-- The task --
Collect from the data below each line with "using".

>> start Dataset

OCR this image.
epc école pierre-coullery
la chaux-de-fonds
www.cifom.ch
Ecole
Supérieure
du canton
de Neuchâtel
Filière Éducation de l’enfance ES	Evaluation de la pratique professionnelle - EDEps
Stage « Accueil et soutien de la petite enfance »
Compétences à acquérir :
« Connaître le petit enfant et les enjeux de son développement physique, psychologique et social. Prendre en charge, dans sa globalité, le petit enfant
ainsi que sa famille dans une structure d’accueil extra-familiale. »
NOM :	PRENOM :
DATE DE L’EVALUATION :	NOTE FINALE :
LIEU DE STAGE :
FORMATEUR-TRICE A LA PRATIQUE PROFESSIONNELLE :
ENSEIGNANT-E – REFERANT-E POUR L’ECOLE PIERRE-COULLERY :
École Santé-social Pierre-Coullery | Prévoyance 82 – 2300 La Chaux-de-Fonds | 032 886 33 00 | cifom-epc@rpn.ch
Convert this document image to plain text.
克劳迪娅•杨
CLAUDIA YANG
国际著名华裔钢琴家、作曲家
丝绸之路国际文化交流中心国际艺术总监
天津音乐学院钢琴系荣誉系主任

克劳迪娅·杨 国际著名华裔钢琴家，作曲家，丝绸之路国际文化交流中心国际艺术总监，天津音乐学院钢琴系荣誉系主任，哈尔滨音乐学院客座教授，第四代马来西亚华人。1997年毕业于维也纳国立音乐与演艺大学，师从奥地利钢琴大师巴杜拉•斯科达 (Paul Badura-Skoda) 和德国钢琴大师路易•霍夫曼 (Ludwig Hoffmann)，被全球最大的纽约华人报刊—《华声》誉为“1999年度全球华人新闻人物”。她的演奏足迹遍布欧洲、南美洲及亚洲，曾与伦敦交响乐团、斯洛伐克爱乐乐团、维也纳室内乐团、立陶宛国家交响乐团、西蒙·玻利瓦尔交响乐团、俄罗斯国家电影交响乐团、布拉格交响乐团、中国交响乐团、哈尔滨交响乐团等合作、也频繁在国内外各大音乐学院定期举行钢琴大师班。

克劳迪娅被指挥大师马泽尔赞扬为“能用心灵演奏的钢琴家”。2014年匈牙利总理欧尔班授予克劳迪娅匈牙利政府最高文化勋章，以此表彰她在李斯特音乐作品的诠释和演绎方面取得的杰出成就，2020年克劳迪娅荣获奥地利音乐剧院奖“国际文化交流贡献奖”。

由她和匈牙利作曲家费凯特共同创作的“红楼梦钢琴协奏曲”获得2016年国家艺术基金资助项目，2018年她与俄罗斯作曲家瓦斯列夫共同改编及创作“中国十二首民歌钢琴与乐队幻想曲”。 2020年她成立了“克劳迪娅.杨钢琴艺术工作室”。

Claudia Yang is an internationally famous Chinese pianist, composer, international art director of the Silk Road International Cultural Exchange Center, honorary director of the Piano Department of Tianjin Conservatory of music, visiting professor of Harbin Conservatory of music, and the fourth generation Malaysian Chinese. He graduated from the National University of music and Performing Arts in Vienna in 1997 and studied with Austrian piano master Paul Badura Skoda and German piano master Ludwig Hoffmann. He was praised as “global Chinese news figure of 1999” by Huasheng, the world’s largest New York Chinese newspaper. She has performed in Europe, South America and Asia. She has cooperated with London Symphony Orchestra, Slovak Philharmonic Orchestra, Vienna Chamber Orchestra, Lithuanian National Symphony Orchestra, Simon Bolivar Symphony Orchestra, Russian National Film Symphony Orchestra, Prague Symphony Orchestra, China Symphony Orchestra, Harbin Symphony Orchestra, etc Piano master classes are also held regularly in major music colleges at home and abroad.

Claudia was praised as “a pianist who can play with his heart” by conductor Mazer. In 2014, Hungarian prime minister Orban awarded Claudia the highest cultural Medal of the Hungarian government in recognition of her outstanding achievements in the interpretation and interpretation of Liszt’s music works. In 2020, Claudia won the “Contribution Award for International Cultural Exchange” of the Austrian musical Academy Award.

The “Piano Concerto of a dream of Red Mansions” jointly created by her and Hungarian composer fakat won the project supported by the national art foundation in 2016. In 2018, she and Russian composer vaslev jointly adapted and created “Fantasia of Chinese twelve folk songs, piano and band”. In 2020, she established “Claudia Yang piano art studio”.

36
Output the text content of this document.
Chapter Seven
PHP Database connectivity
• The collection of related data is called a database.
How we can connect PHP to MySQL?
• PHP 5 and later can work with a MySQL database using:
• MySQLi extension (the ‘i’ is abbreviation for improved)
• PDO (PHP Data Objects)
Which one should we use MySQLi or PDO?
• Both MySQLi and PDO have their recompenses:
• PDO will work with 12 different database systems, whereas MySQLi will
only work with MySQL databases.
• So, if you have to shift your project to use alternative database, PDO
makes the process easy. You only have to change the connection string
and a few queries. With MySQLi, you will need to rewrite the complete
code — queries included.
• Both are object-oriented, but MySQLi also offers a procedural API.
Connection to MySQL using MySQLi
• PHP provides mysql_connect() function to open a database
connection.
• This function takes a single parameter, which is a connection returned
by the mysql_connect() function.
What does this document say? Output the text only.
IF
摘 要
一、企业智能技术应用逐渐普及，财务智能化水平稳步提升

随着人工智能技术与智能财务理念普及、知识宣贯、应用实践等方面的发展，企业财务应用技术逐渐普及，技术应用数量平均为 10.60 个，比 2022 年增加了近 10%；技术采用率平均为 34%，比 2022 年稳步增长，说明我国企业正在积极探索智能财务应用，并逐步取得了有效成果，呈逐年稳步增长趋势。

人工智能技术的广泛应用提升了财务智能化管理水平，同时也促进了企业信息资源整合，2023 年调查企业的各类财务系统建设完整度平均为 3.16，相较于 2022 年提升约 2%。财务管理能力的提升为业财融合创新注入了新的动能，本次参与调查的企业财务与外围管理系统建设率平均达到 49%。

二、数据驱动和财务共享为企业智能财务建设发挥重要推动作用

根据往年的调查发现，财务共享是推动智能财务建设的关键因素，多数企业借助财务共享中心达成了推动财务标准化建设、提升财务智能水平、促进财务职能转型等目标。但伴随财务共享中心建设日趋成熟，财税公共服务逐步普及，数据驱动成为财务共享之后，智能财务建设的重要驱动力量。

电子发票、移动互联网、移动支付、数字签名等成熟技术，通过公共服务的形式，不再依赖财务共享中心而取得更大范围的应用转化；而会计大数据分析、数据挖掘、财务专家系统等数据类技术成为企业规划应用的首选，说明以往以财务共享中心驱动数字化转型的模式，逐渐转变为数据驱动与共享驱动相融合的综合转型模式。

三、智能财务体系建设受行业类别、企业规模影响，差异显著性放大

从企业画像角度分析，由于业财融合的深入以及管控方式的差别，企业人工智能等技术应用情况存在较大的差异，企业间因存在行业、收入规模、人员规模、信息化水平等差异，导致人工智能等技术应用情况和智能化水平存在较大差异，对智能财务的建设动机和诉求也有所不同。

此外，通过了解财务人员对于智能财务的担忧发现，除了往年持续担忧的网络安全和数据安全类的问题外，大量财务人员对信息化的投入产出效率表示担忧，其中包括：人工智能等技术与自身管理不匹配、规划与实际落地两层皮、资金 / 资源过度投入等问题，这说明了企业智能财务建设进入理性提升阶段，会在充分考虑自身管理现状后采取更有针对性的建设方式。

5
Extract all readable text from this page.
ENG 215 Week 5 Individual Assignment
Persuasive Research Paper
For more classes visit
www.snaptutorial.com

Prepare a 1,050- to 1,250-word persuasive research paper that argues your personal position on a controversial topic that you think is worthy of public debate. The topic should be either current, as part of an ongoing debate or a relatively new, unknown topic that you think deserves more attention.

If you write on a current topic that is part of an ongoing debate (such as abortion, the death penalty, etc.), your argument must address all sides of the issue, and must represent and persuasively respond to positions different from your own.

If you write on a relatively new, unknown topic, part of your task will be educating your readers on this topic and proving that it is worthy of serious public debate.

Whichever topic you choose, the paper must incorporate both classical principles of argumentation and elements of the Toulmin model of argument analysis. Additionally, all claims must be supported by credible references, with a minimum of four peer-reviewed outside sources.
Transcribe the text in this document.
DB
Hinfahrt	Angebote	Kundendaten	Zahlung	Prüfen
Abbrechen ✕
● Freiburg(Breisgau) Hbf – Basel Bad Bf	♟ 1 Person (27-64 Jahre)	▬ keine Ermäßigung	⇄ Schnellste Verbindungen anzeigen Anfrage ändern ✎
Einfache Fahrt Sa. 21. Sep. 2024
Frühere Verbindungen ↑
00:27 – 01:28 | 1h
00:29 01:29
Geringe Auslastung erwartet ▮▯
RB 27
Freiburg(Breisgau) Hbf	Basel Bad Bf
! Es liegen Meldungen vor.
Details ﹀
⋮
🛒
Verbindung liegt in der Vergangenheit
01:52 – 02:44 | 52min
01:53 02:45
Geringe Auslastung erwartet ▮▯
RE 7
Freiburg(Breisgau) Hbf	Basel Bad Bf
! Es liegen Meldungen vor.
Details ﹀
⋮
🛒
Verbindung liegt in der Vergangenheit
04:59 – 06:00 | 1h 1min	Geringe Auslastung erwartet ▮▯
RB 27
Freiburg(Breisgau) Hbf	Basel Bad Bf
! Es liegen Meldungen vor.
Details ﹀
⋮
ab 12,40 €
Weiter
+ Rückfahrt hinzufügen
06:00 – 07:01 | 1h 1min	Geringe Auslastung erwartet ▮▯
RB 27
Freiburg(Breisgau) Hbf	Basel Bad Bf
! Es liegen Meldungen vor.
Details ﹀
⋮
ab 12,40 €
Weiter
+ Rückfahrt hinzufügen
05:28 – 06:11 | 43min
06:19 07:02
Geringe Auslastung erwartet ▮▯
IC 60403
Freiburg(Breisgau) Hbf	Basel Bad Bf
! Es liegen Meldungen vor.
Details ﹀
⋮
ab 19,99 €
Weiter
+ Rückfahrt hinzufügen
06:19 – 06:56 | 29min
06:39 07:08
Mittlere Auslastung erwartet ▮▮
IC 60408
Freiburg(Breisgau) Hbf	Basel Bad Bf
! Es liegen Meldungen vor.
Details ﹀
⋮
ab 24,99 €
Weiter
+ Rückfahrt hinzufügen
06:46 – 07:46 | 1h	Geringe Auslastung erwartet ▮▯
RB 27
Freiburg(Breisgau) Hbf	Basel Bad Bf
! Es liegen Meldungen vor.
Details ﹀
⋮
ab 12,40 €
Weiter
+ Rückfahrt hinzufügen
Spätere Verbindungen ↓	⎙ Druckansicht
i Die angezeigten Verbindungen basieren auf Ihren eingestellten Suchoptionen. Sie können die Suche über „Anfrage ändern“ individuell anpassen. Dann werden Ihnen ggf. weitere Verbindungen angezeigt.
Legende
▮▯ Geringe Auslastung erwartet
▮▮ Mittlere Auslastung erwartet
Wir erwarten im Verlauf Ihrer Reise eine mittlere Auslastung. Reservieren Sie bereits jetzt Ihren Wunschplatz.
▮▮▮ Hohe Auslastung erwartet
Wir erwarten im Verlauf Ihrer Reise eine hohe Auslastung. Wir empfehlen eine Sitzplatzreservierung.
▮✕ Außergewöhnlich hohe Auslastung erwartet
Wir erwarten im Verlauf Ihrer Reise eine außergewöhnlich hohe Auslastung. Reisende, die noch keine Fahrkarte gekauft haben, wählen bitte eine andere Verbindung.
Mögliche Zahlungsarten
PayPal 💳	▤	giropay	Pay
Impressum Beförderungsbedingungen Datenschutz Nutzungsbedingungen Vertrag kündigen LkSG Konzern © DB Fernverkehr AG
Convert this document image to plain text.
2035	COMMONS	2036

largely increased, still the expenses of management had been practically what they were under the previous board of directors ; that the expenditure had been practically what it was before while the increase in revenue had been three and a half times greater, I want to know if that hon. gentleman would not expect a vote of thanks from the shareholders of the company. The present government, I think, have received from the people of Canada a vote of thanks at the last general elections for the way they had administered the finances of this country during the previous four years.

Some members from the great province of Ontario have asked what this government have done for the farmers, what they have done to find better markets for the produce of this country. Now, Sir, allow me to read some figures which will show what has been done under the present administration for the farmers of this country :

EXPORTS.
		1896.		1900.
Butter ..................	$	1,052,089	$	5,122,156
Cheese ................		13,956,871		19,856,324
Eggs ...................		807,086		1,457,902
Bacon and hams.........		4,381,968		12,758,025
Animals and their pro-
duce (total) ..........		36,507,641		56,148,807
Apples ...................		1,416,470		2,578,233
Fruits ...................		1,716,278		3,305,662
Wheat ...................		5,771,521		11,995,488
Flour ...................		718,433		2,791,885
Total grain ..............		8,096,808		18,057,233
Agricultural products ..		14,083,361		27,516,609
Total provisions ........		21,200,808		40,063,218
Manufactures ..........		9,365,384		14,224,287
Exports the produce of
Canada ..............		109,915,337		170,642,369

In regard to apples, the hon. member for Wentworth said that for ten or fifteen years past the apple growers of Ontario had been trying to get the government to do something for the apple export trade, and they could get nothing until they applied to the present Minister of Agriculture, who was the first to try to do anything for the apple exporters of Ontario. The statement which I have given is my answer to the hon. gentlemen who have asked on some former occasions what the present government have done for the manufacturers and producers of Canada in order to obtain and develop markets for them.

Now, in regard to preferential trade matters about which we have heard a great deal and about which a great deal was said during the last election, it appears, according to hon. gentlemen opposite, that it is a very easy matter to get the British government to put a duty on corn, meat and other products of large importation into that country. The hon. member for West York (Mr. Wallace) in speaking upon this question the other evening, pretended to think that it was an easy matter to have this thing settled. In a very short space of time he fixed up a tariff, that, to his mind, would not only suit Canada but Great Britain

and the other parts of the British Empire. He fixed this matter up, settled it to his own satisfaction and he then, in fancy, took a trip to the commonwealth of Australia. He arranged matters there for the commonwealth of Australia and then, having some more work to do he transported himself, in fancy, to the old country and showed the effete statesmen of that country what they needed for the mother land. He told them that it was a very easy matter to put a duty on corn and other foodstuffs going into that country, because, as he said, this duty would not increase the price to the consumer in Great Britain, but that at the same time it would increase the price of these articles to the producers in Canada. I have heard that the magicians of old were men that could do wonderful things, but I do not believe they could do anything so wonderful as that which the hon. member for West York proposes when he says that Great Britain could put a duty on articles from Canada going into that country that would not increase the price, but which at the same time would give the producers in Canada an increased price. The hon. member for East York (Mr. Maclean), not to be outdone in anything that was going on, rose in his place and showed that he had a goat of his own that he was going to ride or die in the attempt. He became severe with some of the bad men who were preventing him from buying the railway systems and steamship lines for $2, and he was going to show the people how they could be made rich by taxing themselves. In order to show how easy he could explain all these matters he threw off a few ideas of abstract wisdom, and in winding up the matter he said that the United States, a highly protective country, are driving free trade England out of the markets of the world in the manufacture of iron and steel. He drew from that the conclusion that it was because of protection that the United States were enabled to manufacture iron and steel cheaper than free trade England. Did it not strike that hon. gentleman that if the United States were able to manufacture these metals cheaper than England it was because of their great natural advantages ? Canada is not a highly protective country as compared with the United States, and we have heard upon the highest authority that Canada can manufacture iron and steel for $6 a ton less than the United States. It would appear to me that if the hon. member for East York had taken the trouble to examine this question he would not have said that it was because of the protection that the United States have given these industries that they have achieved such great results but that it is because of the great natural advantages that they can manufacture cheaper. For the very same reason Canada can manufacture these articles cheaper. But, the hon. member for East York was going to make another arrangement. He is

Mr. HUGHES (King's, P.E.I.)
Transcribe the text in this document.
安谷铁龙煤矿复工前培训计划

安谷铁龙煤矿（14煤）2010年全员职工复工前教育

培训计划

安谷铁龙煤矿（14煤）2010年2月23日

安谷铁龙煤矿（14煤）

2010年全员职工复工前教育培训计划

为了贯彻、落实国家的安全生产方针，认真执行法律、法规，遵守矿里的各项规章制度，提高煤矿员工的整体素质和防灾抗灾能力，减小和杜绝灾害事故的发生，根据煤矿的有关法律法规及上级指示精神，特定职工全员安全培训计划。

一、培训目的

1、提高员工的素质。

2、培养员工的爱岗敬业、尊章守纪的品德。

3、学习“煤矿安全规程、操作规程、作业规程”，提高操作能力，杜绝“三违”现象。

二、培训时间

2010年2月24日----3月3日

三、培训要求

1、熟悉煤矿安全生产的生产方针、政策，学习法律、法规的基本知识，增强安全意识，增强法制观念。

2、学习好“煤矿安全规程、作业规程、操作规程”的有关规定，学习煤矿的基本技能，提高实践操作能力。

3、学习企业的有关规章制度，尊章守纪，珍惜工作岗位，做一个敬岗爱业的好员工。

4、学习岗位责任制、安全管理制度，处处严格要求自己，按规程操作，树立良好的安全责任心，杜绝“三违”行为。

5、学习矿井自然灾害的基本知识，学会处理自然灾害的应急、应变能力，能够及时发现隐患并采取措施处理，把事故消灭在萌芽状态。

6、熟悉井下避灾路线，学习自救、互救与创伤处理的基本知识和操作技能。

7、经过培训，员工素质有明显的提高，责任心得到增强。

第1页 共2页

>> end Dataset

-- Task result --
• PHP 5 and later can work with a MySQL database using:
Connection to MySQL using MySQLi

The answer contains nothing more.